• **Required task**
Make an exact copy of all the entries below, with the pictures left out.

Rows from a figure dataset
>>>

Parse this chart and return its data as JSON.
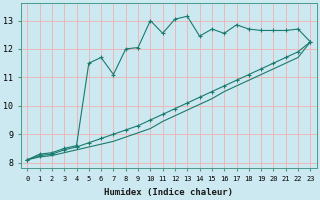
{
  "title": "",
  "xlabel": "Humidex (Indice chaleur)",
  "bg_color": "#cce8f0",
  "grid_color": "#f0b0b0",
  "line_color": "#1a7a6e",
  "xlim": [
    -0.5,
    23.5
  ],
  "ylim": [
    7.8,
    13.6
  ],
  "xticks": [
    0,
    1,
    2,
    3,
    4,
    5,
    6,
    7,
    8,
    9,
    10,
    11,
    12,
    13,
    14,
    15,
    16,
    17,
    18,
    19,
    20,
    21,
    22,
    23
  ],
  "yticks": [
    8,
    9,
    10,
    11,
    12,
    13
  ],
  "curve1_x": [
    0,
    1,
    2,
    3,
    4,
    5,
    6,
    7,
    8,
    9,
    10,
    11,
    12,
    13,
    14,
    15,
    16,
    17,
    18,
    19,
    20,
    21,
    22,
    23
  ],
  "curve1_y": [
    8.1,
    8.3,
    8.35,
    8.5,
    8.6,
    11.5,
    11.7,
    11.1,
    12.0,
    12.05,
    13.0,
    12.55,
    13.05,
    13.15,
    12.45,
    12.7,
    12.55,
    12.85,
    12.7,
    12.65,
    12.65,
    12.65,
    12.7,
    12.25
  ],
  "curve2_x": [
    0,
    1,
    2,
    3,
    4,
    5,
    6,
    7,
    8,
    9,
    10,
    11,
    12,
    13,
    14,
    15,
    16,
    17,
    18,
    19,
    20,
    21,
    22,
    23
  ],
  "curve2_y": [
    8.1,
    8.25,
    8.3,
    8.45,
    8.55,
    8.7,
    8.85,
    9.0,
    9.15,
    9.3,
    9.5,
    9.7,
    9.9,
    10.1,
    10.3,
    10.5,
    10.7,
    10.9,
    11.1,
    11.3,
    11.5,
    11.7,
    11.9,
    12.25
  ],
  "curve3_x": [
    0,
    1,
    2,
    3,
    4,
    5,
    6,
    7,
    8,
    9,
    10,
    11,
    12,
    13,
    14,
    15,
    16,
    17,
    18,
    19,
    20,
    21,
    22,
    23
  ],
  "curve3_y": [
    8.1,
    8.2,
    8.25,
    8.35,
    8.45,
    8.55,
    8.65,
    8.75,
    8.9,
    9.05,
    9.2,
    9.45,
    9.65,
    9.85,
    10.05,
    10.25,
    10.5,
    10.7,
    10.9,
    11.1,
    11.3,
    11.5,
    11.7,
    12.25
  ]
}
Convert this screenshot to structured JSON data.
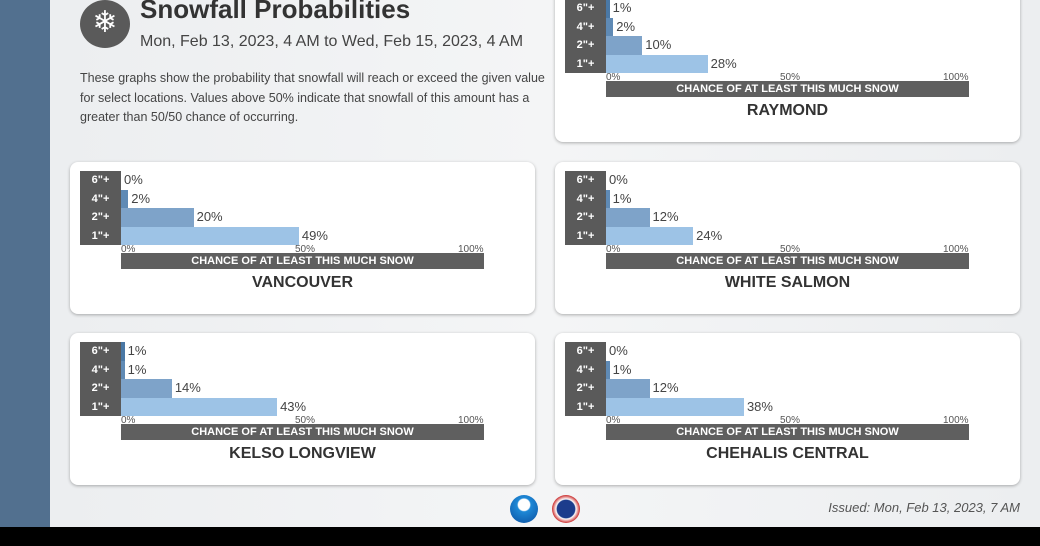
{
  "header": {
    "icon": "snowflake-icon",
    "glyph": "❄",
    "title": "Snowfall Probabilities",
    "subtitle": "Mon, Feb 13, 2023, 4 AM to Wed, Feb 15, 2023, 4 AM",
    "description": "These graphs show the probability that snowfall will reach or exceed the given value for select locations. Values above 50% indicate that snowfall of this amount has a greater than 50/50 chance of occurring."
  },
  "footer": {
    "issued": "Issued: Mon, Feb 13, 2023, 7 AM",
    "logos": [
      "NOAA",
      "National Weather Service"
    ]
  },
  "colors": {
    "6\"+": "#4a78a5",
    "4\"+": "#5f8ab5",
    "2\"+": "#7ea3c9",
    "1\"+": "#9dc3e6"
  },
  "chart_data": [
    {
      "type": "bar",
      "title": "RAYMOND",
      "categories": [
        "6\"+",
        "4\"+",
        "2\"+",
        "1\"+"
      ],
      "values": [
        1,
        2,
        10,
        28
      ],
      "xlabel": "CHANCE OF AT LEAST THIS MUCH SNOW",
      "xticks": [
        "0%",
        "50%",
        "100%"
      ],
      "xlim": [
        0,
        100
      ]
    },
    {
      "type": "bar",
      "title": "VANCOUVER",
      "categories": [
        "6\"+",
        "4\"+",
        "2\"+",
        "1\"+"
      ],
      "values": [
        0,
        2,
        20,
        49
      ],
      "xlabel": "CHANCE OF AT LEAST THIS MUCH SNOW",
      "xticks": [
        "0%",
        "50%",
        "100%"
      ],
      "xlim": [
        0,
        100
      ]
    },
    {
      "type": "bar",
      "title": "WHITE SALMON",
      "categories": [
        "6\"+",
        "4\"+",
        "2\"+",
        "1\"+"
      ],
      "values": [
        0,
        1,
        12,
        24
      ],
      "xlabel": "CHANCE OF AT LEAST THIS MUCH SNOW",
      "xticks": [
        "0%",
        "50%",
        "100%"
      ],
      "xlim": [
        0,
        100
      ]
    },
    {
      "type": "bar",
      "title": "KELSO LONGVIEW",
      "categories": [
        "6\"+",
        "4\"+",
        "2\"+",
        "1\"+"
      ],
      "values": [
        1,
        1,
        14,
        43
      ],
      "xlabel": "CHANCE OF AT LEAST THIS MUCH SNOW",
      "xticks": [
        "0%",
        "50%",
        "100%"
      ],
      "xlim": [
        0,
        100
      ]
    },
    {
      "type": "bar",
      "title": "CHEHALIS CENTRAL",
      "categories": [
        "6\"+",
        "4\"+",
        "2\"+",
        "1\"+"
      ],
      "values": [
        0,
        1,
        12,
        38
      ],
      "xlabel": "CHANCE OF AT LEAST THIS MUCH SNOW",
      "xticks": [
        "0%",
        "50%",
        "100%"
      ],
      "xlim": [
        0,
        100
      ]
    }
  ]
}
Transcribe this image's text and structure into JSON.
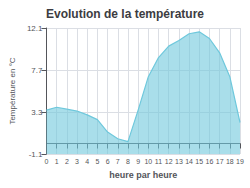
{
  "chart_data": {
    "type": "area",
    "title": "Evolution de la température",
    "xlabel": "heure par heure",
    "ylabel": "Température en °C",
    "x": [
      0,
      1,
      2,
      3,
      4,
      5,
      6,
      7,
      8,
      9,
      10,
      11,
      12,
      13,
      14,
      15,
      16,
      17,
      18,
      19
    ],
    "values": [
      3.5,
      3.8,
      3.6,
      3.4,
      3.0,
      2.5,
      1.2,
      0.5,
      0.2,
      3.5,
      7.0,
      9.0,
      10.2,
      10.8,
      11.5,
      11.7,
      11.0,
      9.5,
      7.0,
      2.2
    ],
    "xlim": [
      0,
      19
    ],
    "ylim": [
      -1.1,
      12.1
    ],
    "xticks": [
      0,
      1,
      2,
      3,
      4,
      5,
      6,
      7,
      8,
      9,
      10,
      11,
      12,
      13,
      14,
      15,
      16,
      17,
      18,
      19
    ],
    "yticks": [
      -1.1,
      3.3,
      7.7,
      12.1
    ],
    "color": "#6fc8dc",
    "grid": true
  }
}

<<<

• **Output below**
Parse this chart and return its data as JSON.
{
  "title": "",
  "xlabel": "Humidex (Indice chaleur)",
  "bg_color": "#cce8f0",
  "grid_color": "#f0b0b0",
  "line_color": "#1a7a6e",
  "xlim": [
    -0.5,
    23.5
  ],
  "ylim": [
    7.8,
    13.6
  ],
  "xticks": [
    0,
    1,
    2,
    3,
    4,
    5,
    6,
    7,
    8,
    9,
    10,
    11,
    12,
    13,
    14,
    15,
    16,
    17,
    18,
    19,
    20,
    21,
    22,
    23
  ],
  "yticks": [
    8,
    9,
    10,
    11,
    12,
    13
  ],
  "curve1_x": [
    0,
    1,
    2,
    3,
    4,
    5,
    6,
    7,
    8,
    9,
    10,
    11,
    12,
    13,
    14,
    15,
    16,
    17,
    18,
    19,
    20,
    21,
    22,
    23
  ],
  "curve1_y": [
    8.1,
    8.3,
    8.35,
    8.5,
    8.6,
    11.5,
    11.7,
    11.1,
    12.0,
    12.05,
    13.0,
    12.55,
    13.05,
    13.15,
    12.45,
    12.7,
    12.55,
    12.85,
    12.7,
    12.65,
    12.65,
    12.65,
    12.7,
    12.25
  ],
  "curve2_x": [
    0,
    1,
    2,
    3,
    4,
    5,
    6,
    7,
    8,
    9,
    10,
    11,
    12,
    13,
    14,
    15,
    16,
    17,
    18,
    19,
    20,
    21,
    22,
    23
  ],
  "curve2_y": [
    8.1,
    8.25,
    8.3,
    8.45,
    8.55,
    8.7,
    8.85,
    9.0,
    9.15,
    9.3,
    9.5,
    9.7,
    9.9,
    10.1,
    10.3,
    10.5,
    10.7,
    10.9,
    11.1,
    11.3,
    11.5,
    11.7,
    11.9,
    12.25
  ],
  "curve3_x": [
    0,
    1,
    2,
    3,
    4,
    5,
    6,
    7,
    8,
    9,
    10,
    11,
    12,
    13,
    14,
    15,
    16,
    17,
    18,
    19,
    20,
    21,
    22,
    23
  ],
  "curve3_y": [
    8.1,
    8.2,
    8.25,
    8.35,
    8.45,
    8.55,
    8.65,
    8.75,
    8.9,
    9.05,
    9.2,
    9.45,
    9.65,
    9.85,
    10.05,
    10.25,
    10.5,
    10.7,
    10.9,
    11.1,
    11.3,
    11.5,
    11.7,
    12.25
  ]
}
Convert this screenshot to structured JSON data.
{
  "header": {
    "icon": "snowflake-icon",
    "glyph": "❄",
    "title": "Snowfall Probabilities",
    "subtitle": "Mon, Feb 13, 2023, 4 AM to Wed, Feb 15, 2023, 4 AM",
    "description": "These graphs show the probability that snowfall will reach or exceed the given value for select locations. Values above 50% indicate that snowfall of this amount has a greater than 50/50 chance of occurring."
  },
  "footer": {
    "issued": "Issued: Mon, Feb 13, 2023, 7 AM",
    "logos": [
      "NOAA",
      "National Weather Service"
    ]
  },
  "colors": {
    "6\"+": "#4a78a5",
    "4\"+": "#5f8ab5",
    "2\"+": "#7ea3c9",
    "1\"+": "#9dc3e6"
  },
  "chart_data": [
    {
      "type": "bar",
      "title": "RAYMOND",
      "categories": [
        "6\"+",
        "4\"+",
        "2\"+",
        "1\"+"
      ],
      "values": [
        1,
        2,
        10,
        28
      ],
      "xlabel": "CHANCE OF AT LEAST THIS MUCH SNOW",
      "xticks": [
        "0%",
        "50%",
        "100%"
      ],
      "xlim": [
        0,
        100
      ]
    },
    {
      "type": "bar",
      "title": "VANCOUVER",
      "categories": [
        "6\"+",
        "4\"+",
        "2\"+",
        "1\"+"
      ],
      "values": [
        0,
        2,
        20,
        49
      ],
      "xlabel": "CHANCE OF AT LEAST THIS MUCH SNOW",
      "xticks": [
        "0%",
        "50%",
        "100%"
      ],
      "xlim": [
        0,
        100
      ]
    },
    {
      "type": "bar",
      "title": "WHITE SALMON",
      "categories": [
        "6\"+",
        "4\"+",
        "2\"+",
        "1\"+"
      ],
      "values": [
        0,
        1,
        12,
        24
      ],
      "xlabel": "CHANCE OF AT LEAST THIS MUCH SNOW",
      "xticks": [
        "0%",
        "50%",
        "100%"
      ],
      "xlim": [
        0,
        100
      ]
    },
    {
      "type": "bar",
      "title": "KELSO LONGVIEW",
      "categories": [
        "6\"+",
        "4\"+",
        "2\"+",
        "1\"+"
      ],
      "values": [
        1,
        1,
        14,
        43
      ],
      "xlabel": "CHANCE OF AT LEAST THIS MUCH SNOW",
      "xticks": [
        "0%",
        "50%",
        "100%"
      ],
      "xlim": [
        0,
        100
      ]
    },
    {
      "type": "bar",
      "title": "CHEHALIS CENTRAL",
      "categories": [
        "6\"+",
        "4\"+",
        "2\"+",
        "1\"+"
      ],
      "values": [
        0,
        1,
        12,
        38
      ],
      "xlabel": "CHANCE OF AT LEAST THIS MUCH SNOW",
      "xticks": [
        "0%",
        "50%",
        "100%"
      ],
      "xlim": [
        0,
        100
      ]
    }
  ]
}
Transcribe this image's text and structure into JSON.
{
  "chart_data": {
    "type": "area",
    "title": "Evolution de la température",
    "xlabel": "heure par heure",
    "ylabel": "Température en °C",
    "x": [
      0,
      1,
      2,
      3,
      4,
      5,
      6,
      7,
      8,
      9,
      10,
      11,
      12,
      13,
      14,
      15,
      16,
      17,
      18,
      19
    ],
    "values": [
      3.5,
      3.8,
      3.6,
      3.4,
      3.0,
      2.5,
      1.2,
      0.5,
      0.2,
      3.5,
      7.0,
      9.0,
      10.2,
      10.8,
      11.5,
      11.7,
      11.0,
      9.5,
      7.0,
      2.2
    ],
    "xlim": [
      0,
      19
    ],
    "ylim": [
      -1.1,
      12.1
    ],
    "xticks": [
      0,
      1,
      2,
      3,
      4,
      5,
      6,
      7,
      8,
      9,
      10,
      11,
      12,
      13,
      14,
      15,
      16,
      17,
      18,
      19
    ],
    "yticks": [
      -1.1,
      3.3,
      7.7,
      12.1
    ],
    "color": "#6fc8dc",
    "grid": true
  }
}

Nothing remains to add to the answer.